EXERCISE AIM: Set all the material down again unchanged, without the pictures.

====== DATA ENTRIES ======

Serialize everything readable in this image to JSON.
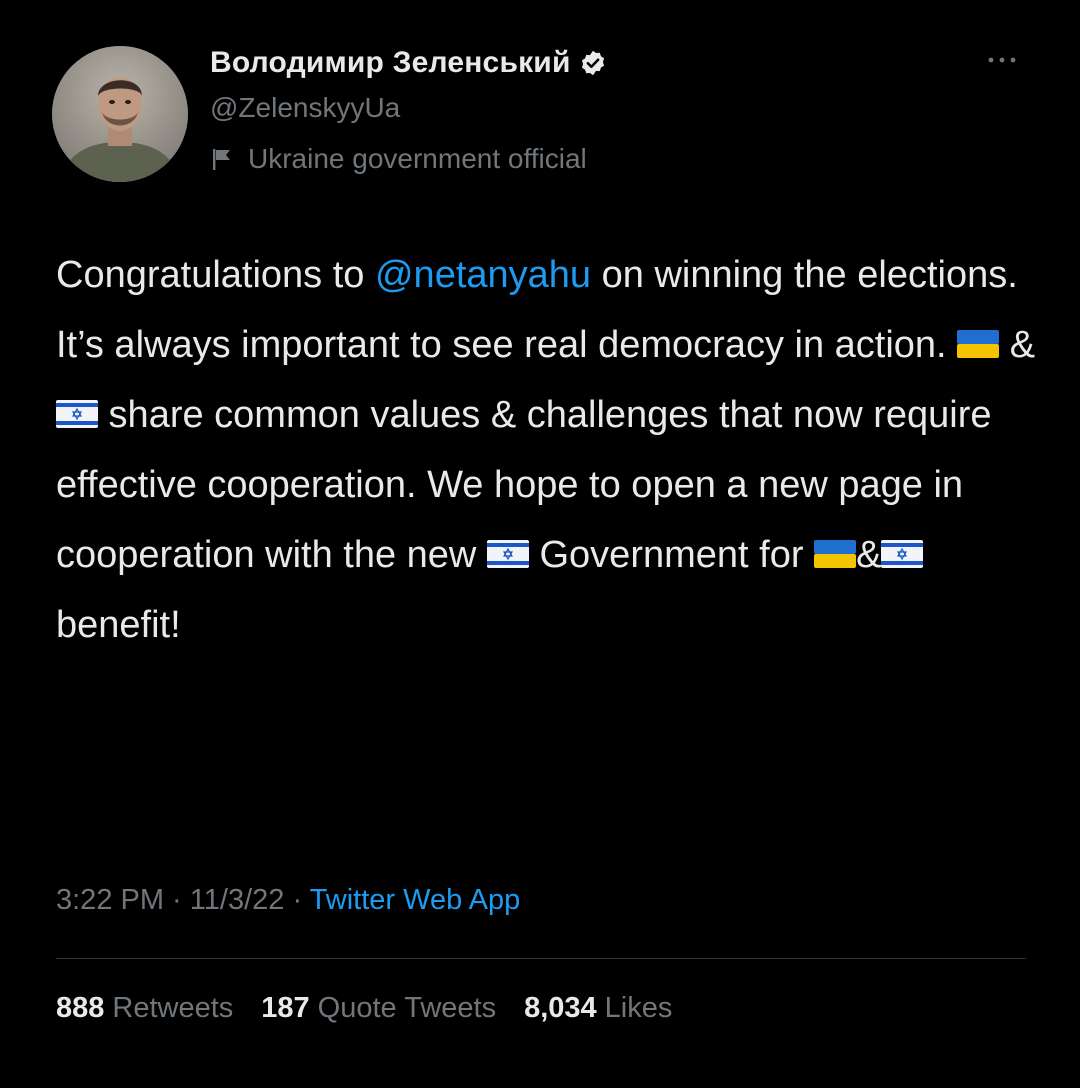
{
  "author": {
    "display_name": "Володимир Зеленський",
    "handle": "@ZelenskyyUa",
    "affiliation": "Ukraine government official",
    "verified_icon": "verified-badge-icon",
    "affiliation_icon": "flag-icon"
  },
  "tweet": {
    "segments": {
      "s1": "Congratulations to ",
      "mention": "@netanyahu",
      "s2": " on winning the elections. It’s always important to see real democracy in action. ",
      "s3": " & ",
      "s4": " share common values & challenges that now require effective cooperation. We hope to open a new page in cooperation with the new ",
      "s5": " Government for ",
      "s6": "&",
      "s7": "  benefit!"
    },
    "emoji": {
      "ukraine_flag": "🇺🇦",
      "israel_flag": "🇮🇱"
    }
  },
  "meta": {
    "time": "3:22 PM",
    "separator": " · ",
    "date": "11/3/22",
    "source": "Twitter Web App"
  },
  "stats": {
    "retweets_count": "888",
    "retweets_label": "Retweets",
    "quotes_count": "187",
    "quotes_label": "Quote Tweets",
    "likes_count": "8,034",
    "likes_label": "Likes"
  },
  "colors": {
    "background": "#000000",
    "text": "#e7e9ea",
    "secondary": "#71767b",
    "accent": "#1d9bf0",
    "divider": "#2f3336"
  }
}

======

RESPONSE:
Serialize everything readable in this image to JSON.
{
  "author": {
    "display_name": "Володимир Зеленський",
    "handle": "@ZelenskyyUa",
    "affiliation": "Ukraine government official",
    "verified_icon": "verified-badge-icon",
    "affiliation_icon": "flag-icon"
  },
  "tweet": {
    "segments": {
      "s1": "Congratulations to ",
      "mention": "@netanyahu",
      "s2": " on winning the elections. It’s always important to see real democracy in action. ",
      "s3": " & ",
      "s4": " share common values & challenges that now require effective cooperation. We hope to open a new page in cooperation with the new ",
      "s5": " Government for ",
      "s6": "&",
      "s7": "  benefit!"
    },
    "emoji": {
      "ukraine_flag": "🇺🇦",
      "israel_flag": "🇮🇱"
    }
  },
  "meta": {
    "time": "3:22 PM",
    "separator": " · ",
    "date": "11/3/22",
    "source": "Twitter Web App"
  },
  "stats": {
    "retweets_count": "888",
    "retweets_label": "Retweets",
    "quotes_count": "187",
    "quotes_label": "Quote Tweets",
    "likes_count": "8,034",
    "likes_label": "Likes"
  },
  "colors": {
    "background": "#000000",
    "text": "#e7e9ea",
    "secondary": "#71767b",
    "accent": "#1d9bf0",
    "divider": "#2f3336"
  }
}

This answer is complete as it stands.